**PROMPT**
Return all lines in the material below that contain "言之成理的".

**DATA TO PROCESS**
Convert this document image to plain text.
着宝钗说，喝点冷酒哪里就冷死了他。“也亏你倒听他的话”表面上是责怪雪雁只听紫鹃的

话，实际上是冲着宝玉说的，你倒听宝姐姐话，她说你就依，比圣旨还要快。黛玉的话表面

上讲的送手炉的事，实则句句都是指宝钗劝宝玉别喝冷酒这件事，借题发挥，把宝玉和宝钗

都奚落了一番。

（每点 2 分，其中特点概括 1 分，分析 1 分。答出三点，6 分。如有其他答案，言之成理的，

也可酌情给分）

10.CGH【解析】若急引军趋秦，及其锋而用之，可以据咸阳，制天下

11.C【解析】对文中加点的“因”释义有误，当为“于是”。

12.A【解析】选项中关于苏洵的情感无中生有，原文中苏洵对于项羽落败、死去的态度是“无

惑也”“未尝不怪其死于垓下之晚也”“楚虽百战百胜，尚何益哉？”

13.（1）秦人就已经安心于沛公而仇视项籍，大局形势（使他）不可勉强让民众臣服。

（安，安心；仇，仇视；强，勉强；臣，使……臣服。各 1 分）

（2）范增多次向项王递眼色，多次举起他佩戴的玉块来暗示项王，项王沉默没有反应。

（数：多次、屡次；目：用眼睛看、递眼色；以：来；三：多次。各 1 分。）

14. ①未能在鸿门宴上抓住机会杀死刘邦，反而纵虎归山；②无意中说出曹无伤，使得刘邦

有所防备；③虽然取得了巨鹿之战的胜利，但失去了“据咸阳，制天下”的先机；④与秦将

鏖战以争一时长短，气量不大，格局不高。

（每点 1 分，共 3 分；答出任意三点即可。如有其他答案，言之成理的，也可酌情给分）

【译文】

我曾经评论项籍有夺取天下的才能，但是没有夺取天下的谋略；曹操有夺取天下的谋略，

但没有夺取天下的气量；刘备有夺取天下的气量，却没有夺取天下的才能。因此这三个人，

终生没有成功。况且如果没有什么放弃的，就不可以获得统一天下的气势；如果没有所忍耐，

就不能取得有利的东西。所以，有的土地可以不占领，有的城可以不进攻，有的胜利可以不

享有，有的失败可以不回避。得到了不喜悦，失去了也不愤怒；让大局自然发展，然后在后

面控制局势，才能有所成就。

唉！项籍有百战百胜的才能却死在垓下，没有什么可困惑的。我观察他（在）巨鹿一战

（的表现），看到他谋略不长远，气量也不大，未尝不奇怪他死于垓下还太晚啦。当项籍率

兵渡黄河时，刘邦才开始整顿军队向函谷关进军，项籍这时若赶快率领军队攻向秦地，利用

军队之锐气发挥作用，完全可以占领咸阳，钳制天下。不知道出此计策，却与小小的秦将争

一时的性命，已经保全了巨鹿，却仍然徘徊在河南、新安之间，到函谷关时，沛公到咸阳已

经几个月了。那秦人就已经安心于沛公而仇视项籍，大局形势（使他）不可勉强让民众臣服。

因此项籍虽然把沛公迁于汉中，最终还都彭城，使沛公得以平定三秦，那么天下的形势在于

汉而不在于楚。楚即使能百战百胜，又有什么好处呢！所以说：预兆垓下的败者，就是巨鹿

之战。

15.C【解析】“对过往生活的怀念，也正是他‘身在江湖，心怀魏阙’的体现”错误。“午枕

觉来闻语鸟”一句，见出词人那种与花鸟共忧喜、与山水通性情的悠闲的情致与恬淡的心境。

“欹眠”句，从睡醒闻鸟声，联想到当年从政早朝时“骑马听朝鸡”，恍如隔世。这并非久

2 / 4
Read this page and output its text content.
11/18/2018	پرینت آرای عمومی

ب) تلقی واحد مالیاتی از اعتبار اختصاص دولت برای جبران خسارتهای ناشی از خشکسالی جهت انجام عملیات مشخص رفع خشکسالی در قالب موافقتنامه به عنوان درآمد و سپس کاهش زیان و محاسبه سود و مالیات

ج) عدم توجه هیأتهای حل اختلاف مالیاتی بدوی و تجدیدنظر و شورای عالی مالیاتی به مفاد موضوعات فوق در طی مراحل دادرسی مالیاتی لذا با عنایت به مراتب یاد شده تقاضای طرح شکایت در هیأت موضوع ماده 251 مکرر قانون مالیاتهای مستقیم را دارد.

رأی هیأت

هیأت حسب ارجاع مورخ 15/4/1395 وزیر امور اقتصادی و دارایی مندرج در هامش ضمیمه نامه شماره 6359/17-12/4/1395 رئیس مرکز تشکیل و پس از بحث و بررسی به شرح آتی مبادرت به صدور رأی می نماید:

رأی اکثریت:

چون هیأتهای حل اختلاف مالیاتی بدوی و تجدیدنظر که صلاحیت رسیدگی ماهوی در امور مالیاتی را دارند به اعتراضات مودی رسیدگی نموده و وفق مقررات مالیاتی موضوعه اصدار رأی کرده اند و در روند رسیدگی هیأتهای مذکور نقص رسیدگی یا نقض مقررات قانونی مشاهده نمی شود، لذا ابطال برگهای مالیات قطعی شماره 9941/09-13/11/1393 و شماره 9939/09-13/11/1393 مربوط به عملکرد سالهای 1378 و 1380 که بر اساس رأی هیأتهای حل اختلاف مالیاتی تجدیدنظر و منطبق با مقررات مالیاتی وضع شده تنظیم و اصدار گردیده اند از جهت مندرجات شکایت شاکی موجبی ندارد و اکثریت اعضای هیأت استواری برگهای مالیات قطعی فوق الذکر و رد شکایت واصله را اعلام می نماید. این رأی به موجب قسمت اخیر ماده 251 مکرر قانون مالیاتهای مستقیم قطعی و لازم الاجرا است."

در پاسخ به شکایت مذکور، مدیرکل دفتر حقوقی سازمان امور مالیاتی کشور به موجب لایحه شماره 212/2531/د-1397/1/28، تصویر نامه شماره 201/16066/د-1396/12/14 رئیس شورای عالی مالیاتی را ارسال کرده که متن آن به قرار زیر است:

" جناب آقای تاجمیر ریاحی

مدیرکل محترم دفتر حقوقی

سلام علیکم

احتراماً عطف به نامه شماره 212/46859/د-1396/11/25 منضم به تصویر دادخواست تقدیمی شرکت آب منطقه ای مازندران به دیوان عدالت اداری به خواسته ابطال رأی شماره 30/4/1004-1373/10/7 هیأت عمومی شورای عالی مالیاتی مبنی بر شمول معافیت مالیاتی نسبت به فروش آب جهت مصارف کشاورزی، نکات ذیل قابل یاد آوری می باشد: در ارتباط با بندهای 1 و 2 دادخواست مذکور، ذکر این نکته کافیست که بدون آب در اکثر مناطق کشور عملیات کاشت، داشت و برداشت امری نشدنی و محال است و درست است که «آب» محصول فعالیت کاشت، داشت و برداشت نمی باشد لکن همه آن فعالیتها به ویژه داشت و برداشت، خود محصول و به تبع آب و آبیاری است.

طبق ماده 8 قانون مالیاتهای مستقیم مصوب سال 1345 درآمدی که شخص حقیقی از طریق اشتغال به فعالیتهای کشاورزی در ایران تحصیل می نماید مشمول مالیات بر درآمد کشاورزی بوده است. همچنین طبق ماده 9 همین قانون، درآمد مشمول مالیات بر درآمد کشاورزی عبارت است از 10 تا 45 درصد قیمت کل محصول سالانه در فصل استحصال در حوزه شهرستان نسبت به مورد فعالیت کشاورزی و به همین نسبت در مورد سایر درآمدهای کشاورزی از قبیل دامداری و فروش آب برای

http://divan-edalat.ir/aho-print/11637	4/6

**RESPONSE FOR THIS EXERCISE**
（每点 2 分，其中特点概括 1 分，分析 1 分。答出三点，6 分。如有其他答案，言之成理的，
（每点 1 分，共 3 分；答出任意三点即可。如有其他答案，言之成理的，也可酌情给分）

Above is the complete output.